**Instructions to follow:** Check each line of the listing, and copy it if it contains the word "诸神在天宫".
── Input rows ──
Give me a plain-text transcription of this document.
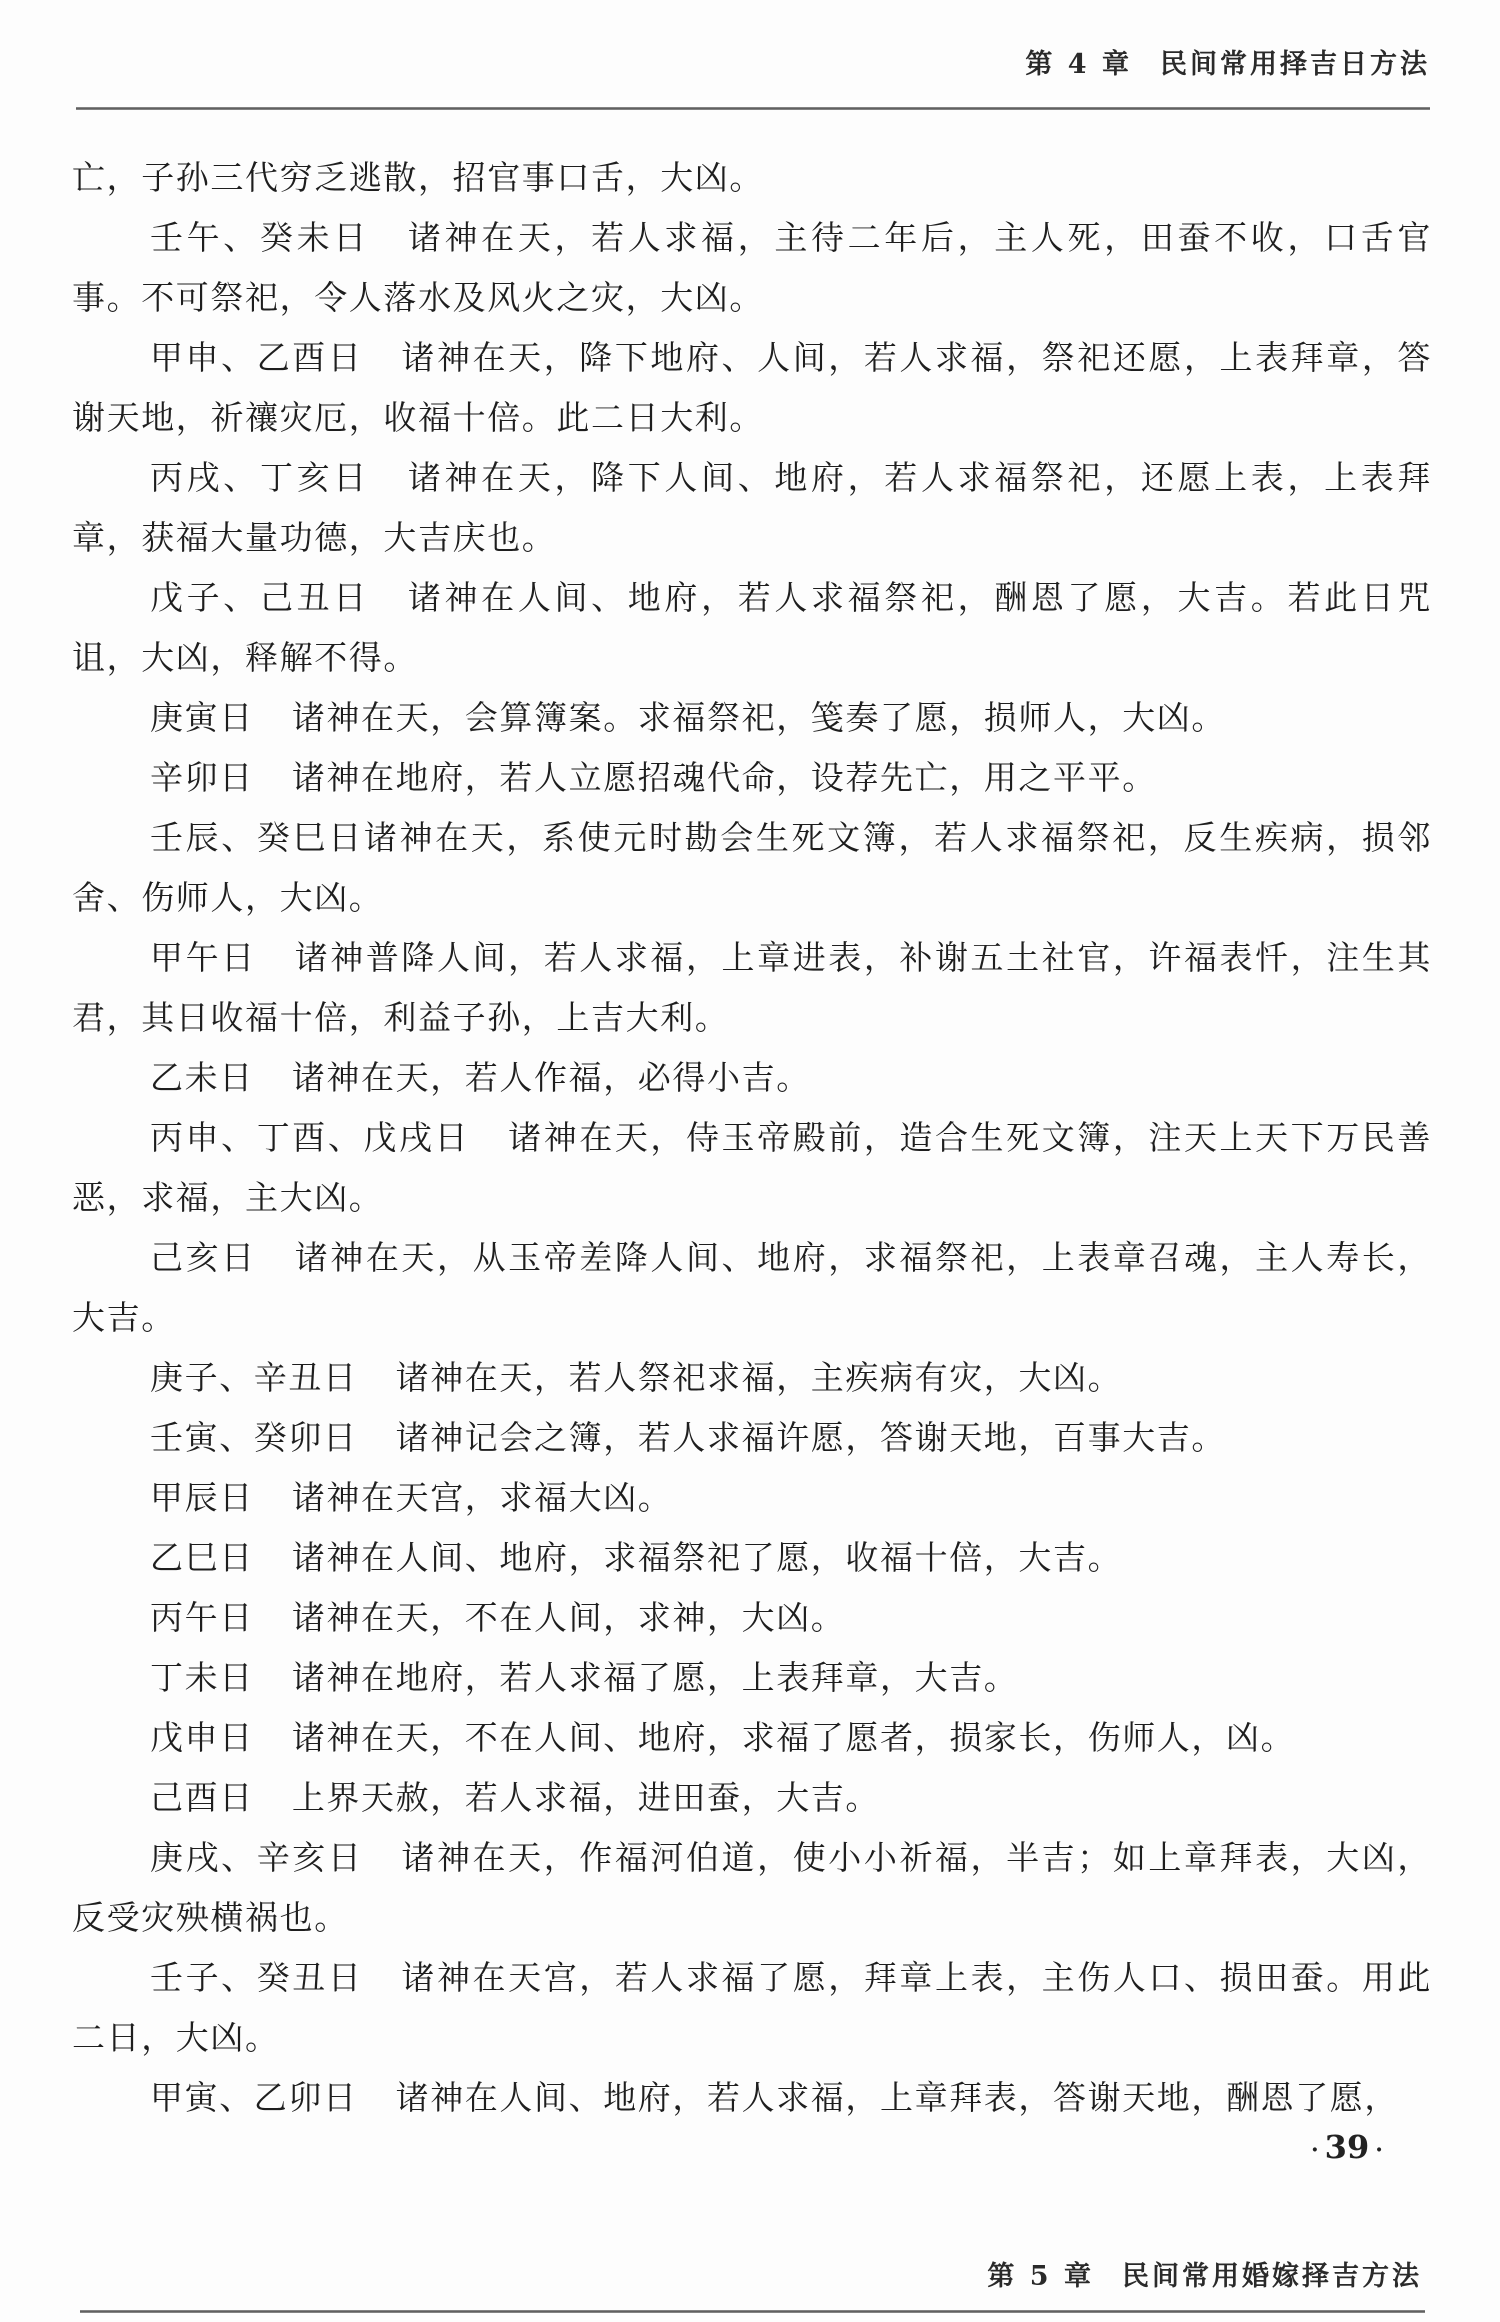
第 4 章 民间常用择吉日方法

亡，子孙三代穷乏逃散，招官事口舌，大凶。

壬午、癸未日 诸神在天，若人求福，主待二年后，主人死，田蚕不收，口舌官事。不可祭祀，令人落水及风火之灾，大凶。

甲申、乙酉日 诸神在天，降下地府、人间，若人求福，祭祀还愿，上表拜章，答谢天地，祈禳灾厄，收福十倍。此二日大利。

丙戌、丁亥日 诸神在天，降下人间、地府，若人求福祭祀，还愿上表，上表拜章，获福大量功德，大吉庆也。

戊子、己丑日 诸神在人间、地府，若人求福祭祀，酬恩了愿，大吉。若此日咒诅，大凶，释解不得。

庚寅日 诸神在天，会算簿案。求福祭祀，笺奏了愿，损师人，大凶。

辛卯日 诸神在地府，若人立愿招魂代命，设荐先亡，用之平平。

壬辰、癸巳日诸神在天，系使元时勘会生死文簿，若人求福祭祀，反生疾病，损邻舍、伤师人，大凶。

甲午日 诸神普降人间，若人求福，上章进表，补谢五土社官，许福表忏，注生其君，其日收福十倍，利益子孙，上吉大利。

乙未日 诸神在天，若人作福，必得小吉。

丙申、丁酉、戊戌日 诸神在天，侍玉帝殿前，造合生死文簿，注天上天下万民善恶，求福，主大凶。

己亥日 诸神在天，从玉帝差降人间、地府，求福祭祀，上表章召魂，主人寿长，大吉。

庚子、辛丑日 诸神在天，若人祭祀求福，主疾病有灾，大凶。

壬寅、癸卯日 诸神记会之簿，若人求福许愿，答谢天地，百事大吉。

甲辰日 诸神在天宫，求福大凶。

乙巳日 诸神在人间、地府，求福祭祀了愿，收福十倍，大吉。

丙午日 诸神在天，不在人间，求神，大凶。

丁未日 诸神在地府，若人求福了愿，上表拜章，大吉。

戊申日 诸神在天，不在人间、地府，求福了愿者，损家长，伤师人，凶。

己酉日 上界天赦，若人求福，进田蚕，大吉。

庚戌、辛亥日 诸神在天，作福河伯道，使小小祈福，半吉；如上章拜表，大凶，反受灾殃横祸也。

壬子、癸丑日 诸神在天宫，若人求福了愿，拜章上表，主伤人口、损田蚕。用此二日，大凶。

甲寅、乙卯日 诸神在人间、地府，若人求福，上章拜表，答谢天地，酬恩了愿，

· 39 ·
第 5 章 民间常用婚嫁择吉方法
───
── Input rows ──
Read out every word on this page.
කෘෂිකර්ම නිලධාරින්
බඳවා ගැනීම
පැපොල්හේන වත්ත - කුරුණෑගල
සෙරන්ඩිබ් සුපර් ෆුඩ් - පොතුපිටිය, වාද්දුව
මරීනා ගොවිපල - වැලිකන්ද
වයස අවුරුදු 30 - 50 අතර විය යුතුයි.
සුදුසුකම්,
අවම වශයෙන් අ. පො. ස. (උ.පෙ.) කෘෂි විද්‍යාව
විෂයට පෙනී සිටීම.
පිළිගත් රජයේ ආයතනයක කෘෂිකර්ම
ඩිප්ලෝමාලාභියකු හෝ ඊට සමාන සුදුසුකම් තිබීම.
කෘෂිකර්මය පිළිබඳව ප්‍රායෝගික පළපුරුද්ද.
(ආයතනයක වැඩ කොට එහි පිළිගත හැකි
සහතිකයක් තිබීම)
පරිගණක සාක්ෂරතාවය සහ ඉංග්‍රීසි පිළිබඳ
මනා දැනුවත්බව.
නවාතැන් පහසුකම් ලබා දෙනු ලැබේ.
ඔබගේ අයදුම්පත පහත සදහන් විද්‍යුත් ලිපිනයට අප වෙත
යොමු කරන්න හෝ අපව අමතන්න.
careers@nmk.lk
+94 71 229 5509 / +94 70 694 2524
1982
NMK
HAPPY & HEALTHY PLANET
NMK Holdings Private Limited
───
── Input rows ──
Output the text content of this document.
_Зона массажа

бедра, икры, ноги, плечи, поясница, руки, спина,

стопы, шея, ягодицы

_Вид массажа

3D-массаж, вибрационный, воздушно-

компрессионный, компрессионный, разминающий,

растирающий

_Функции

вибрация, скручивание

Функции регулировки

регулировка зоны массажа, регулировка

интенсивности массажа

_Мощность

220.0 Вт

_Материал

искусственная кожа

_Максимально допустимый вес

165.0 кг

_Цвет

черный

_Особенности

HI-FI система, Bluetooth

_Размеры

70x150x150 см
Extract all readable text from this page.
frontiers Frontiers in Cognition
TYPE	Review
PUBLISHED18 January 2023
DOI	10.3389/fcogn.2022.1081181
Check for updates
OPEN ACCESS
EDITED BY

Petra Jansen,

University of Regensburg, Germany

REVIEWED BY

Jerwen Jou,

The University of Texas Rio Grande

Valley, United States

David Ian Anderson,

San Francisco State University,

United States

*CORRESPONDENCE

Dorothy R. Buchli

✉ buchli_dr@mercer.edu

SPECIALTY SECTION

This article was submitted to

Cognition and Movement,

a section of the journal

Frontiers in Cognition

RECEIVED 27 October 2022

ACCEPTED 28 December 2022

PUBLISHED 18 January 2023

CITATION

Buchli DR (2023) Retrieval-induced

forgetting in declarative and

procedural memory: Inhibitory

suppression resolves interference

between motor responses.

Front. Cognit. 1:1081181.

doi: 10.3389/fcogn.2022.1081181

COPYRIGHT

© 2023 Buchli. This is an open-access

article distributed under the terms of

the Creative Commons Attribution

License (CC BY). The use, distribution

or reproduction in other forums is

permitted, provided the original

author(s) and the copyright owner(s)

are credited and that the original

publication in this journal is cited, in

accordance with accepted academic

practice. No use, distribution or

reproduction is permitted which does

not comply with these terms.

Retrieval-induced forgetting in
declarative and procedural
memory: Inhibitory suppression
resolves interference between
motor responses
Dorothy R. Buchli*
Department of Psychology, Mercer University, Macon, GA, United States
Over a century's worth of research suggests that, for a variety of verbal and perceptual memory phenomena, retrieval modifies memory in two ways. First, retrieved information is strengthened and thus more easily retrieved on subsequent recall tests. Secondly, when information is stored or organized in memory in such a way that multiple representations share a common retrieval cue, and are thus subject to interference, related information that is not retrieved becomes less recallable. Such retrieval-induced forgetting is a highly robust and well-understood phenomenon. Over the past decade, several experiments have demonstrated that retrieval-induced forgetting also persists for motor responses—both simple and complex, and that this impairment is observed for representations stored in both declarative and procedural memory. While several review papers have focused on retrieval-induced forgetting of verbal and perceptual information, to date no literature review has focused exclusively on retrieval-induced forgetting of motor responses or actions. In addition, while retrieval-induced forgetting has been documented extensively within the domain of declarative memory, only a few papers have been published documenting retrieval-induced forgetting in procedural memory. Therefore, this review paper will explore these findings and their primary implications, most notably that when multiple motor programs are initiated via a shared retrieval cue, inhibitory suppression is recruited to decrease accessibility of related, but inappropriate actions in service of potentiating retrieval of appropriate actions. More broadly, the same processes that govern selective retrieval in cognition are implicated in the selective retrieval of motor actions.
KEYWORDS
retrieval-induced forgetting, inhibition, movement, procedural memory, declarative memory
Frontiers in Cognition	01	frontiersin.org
───
**Answer to this problem:**
甲辰日 诸神在天宫，求福大凶。
壬子、癸丑日 诸神在天宫，若人求福了愿，拜章上表，主伤人口、损田蚕。用此二日，大凶。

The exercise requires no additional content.